**THE EXERCISE**
Every entry must be given again exactly.

+++++

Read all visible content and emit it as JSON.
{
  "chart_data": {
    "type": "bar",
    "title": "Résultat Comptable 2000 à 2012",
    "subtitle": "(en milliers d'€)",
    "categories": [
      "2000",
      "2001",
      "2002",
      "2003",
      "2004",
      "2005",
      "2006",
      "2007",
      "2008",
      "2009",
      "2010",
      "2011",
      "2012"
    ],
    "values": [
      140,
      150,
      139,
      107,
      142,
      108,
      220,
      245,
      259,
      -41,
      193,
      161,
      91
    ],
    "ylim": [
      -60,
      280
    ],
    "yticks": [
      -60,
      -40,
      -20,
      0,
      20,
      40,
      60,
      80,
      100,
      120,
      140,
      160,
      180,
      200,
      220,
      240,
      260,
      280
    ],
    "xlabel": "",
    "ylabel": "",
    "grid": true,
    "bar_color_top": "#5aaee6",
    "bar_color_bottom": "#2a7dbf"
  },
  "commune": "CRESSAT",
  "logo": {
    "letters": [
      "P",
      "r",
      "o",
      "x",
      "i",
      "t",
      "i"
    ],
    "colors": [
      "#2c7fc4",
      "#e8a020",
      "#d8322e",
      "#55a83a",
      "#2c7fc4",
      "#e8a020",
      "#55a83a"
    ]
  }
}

+++++

**CORRECT ANSWER**
Read all visible content and emit it as JSON.
{
  "chart_data": {
    "type": "bar",
    "title": "Résultat Comptable 2000 à 2012",
    "subtitle": "(en milliers d'€)",
    "categories": [
      "2000",
      "2001",
      "2002",
      "2003",
      "2004",
      "2005",
      "2006",
      "2007",
      "2008",
      "2009",
      "2010",
      "2011",
      "2012"
    ],
    "values": [
      140,
      150,
      139,
      107,
      142,
      108,
      220,
      245,
      259,
      -41,
      193,
      161,
      91
    ],
    "ylim": [
      -60,
      280
    ],
    "yticks": [
      -60,
      -40,
      -20,
      0,
      20,
      40,
      60,
      80,
      100,
      120,
      140,
      160,
      180,
      200,
      220,
      240,
      260,
      280
    ],
    "xlabel": "",
    "ylabel": "",
    "grid": true,
    "bar_color_top": "#5aaee6",
    "bar_color_bottom": "#2a7dbf"
  },
  "commune": "CRESSAT",
  "logo": {
    "letters": [
      "P",
      "r",
      "o",
      "x",
      "i",
      "t",
      "i"
    ],
    "colors": [
      "#2c7fc4",
      "#e8a020",
      "#d8322e",
      "#55a83a",
      "#2c7fc4",
      "#e8a020",
      "#55a83a"
    ]
  }
}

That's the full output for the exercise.